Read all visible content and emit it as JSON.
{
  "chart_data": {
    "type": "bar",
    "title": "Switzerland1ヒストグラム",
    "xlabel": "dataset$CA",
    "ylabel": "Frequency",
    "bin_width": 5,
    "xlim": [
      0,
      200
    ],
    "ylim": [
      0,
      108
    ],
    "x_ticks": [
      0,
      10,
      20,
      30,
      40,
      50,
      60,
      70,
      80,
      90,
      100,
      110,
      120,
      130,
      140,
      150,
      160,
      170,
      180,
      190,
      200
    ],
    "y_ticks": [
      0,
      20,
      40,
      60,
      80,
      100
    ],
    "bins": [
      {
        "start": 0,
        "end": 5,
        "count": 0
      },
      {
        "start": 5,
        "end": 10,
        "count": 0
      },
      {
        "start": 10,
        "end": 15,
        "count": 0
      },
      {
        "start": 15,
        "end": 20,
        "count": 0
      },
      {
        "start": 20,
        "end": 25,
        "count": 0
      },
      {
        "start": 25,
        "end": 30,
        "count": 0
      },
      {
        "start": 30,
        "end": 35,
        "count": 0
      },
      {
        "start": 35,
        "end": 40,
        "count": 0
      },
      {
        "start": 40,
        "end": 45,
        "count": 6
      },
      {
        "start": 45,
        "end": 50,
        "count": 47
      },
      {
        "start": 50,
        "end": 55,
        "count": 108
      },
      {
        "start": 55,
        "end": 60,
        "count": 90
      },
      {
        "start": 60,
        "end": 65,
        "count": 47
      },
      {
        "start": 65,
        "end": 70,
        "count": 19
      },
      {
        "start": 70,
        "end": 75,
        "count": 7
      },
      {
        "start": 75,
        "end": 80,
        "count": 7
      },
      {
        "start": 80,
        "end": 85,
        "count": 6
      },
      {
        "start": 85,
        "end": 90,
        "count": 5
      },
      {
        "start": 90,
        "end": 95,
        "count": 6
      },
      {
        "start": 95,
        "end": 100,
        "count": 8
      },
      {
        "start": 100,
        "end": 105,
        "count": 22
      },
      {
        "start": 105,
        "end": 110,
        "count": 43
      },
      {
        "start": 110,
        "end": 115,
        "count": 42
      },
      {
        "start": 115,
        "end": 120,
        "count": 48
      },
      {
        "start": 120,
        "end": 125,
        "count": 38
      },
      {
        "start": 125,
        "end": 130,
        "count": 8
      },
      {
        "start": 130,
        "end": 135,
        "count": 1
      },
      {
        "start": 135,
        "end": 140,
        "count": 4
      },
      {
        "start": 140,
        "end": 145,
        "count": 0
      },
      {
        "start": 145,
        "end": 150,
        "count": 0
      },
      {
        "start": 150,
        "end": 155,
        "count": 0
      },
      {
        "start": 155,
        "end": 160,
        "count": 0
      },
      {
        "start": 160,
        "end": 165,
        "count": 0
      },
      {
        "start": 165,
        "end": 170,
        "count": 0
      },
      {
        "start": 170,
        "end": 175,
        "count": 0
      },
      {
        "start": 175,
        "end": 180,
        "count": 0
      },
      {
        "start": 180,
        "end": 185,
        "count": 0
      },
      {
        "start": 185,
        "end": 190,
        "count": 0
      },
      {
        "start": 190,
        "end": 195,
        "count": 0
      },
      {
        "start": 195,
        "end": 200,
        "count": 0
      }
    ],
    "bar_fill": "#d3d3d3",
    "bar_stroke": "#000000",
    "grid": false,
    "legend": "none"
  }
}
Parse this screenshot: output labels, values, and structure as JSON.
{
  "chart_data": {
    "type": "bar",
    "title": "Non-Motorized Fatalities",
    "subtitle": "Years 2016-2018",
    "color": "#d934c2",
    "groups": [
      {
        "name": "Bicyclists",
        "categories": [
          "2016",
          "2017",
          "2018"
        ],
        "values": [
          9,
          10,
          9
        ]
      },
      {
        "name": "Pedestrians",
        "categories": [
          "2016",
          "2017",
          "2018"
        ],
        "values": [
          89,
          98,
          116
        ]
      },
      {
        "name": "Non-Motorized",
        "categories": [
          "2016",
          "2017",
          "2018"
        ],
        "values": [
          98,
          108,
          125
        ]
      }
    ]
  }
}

...

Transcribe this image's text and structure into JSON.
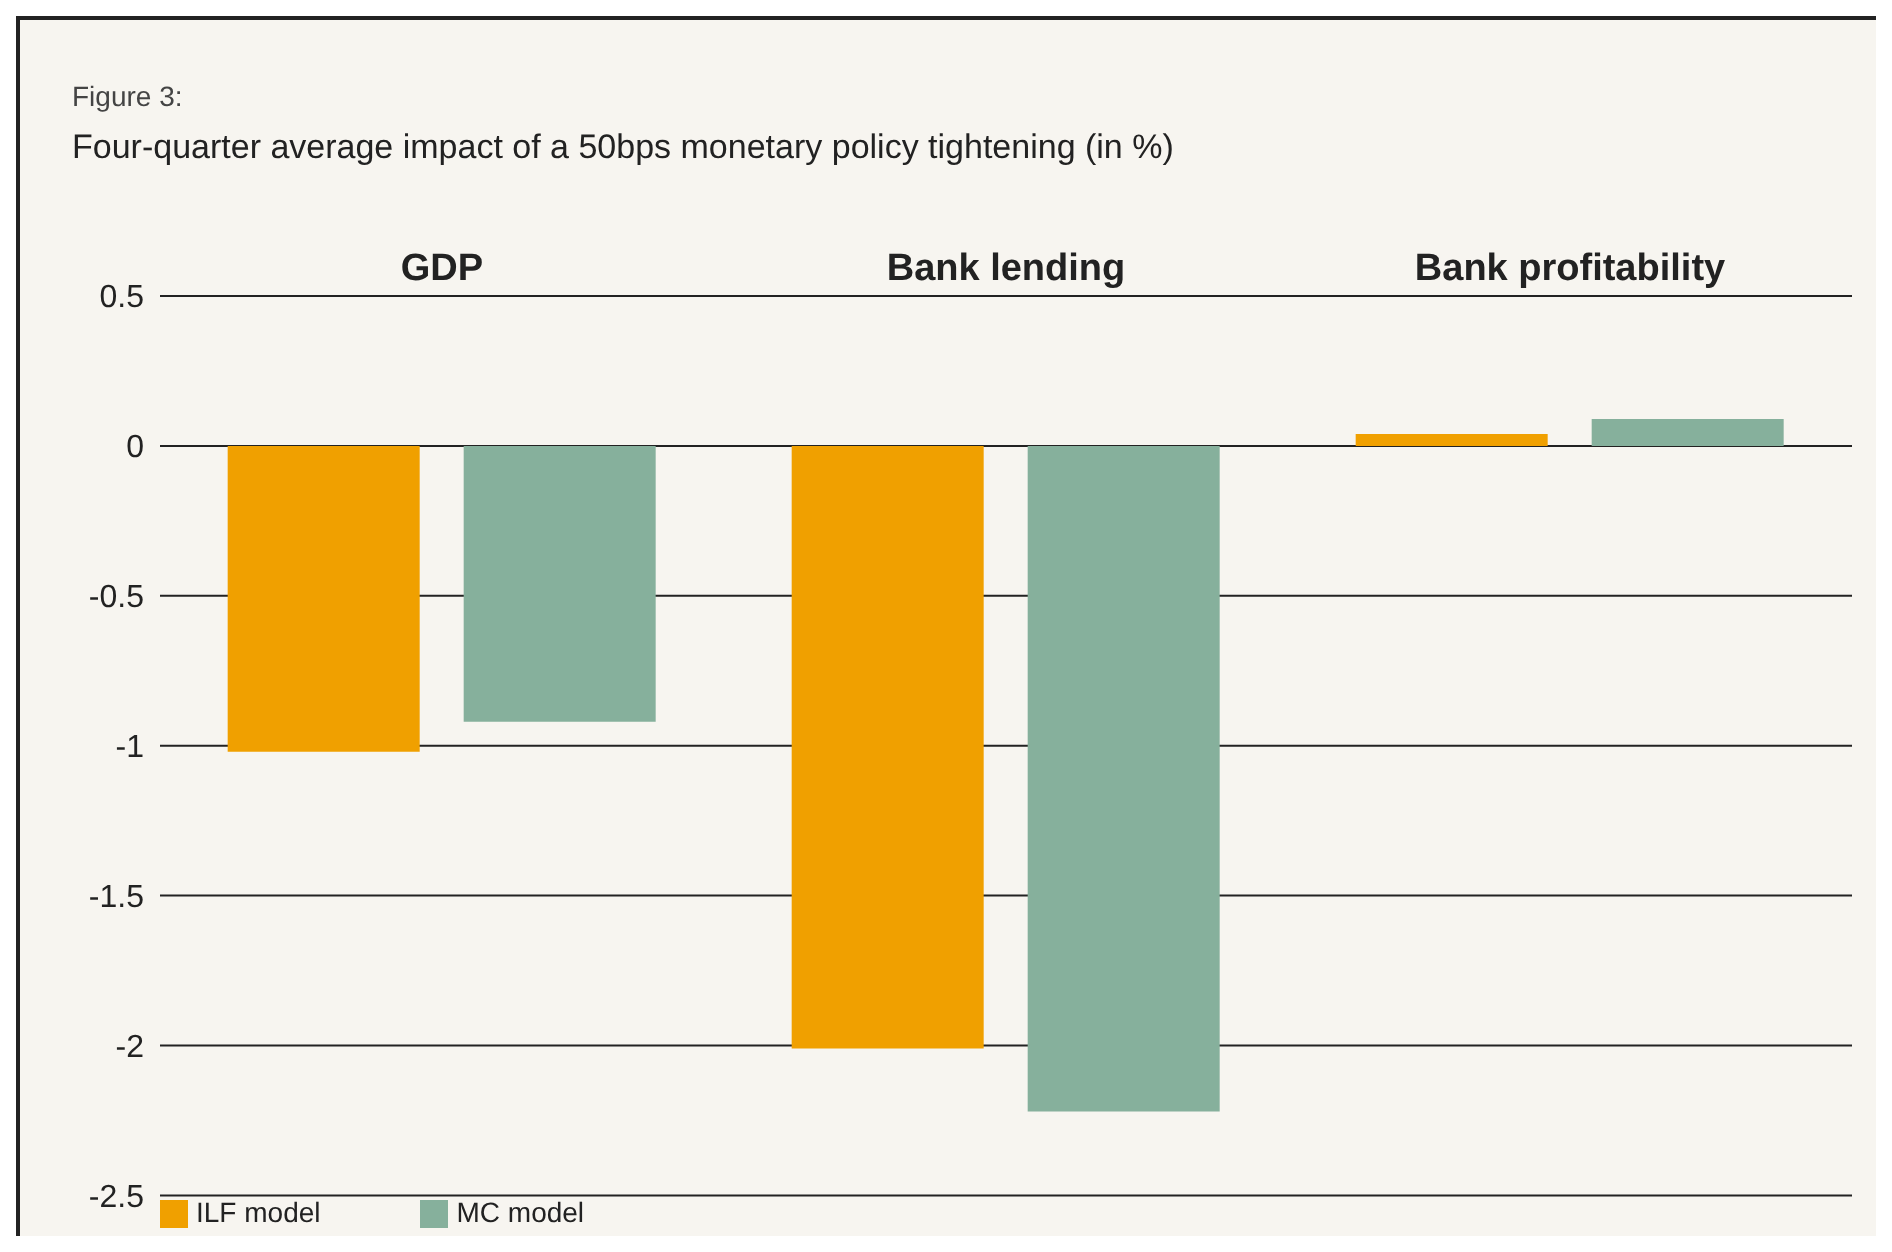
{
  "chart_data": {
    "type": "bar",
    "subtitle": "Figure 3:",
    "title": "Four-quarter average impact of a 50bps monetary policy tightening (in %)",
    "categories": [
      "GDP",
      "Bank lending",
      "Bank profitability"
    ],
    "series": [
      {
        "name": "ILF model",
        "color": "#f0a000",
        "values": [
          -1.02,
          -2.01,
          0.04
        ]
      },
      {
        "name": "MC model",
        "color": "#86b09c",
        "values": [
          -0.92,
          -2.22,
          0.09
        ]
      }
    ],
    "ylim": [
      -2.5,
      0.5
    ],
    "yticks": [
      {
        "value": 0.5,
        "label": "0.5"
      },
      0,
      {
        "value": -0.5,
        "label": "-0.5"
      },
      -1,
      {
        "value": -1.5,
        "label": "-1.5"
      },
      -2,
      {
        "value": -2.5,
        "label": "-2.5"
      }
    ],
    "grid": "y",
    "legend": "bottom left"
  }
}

▶ WHAT IS REQUIRED:
List every line above that contains the word "name".

▶ RESPONSE TO THIS TASK:
        "name": "Bicyclists",
        "name": "Pedestrians",
        "name": "Non-Motorized",
        "name": "ILF model",
        "name": "MC model",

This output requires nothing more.